------ RECORDS FOR THIS TASK ------

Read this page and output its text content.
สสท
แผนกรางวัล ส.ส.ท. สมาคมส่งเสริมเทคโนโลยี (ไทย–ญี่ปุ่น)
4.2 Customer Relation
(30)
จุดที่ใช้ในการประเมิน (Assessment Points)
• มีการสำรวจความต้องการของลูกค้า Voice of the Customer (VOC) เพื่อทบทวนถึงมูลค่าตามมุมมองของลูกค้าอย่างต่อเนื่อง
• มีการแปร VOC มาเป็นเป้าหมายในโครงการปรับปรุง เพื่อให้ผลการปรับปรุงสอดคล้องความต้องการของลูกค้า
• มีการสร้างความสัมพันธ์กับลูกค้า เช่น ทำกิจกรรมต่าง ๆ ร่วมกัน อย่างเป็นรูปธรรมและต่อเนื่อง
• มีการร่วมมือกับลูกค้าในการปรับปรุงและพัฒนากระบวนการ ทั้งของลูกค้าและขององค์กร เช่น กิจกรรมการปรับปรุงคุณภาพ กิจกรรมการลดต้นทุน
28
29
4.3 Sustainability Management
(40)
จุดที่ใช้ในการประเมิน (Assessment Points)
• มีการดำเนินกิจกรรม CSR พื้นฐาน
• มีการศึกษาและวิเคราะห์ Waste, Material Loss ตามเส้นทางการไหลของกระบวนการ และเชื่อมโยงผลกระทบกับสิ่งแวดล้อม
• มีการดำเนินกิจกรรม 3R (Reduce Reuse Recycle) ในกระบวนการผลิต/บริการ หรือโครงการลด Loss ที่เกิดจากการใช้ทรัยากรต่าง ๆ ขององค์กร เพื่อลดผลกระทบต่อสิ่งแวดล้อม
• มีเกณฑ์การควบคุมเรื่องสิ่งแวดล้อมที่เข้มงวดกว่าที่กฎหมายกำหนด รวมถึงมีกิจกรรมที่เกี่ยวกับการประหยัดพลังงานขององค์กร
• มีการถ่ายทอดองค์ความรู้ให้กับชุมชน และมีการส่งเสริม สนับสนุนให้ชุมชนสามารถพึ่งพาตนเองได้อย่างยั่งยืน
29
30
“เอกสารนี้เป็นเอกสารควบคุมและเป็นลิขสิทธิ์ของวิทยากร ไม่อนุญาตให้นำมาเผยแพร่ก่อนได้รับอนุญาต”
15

------

* WRITTEN REQUEST *
Nothing in the data may differ; print all of it exactly as written.

* TASK SOLUTION *
Read this page and output its text content.
สสท
แผนกรางวัล ส.ส.ท. สมาคมส่งเสริมเทคโนโลยี (ไทย–ญี่ปุ่น)
4.2 Customer Relation
(30)
จุดที่ใช้ในการประเมิน (Assessment Points)
• มีการสำรวจความต้องการของลูกค้า Voice of the Customer (VOC) เพื่อทบทวนถึงมูลค่าตามมุมมองของลูกค้าอย่างต่อเนื่อง
• มีการแปร VOC มาเป็นเป้าหมายในโครงการปรับปรุง เพื่อให้ผลการปรับปรุงสอดคล้องความต้องการของลูกค้า
• มีการสร้างความสัมพันธ์กับลูกค้า เช่น ทำกิจกรรมต่าง ๆ ร่วมกัน อย่างเป็นรูปธรรมและต่อเนื่อง
• มีการร่วมมือกับลูกค้าในการปรับปรุงและพัฒนากระบวนการ ทั้งของลูกค้าและขององค์กร เช่น กิจกรรมการปรับปรุงคุณภาพ กิจกรรมการลดต้นทุน
28
29
4.3 Sustainability Management
(40)
จุดที่ใช้ในการประเมิน (Assessment Points)
• มีการดำเนินกิจกรรม CSR พื้นฐาน
• มีการศึกษาและวิเคราะห์ Waste, Material Loss ตามเส้นทางการไหลของกระบวนการ และเชื่อมโยงผลกระทบกับสิ่งแวดล้อม
• มีการดำเนินกิจกรรม 3R (Reduce Reuse Recycle) ในกระบวนการผลิต/บริการ หรือโครงการลด Loss ที่เกิดจากการใช้ทรัยากรต่าง ๆ ขององค์กร เพื่อลดผลกระทบต่อสิ่งแวดล้อม
• มีเกณฑ์การควบคุมเรื่องสิ่งแวดล้อมที่เข้มงวดกว่าที่กฎหมายกำหนด รวมถึงมีกิจกรรมที่เกี่ยวกับการประหยัดพลังงานขององค์กร
• มีการถ่ายทอดองค์ความรู้ให้กับชุมชน และมีการส่งเสริม สนับสนุนให้ชุมชนสามารถพึ่งพาตนเองได้อย่างยั่งยืน
29
30
“เอกสารนี้เป็นเอกสารควบคุมและเป็นลิขสิทธิ์ของวิทยากร ไม่อนุญาตให้นำมาเผยแพร่ก่อนได้รับอนุญาต”
15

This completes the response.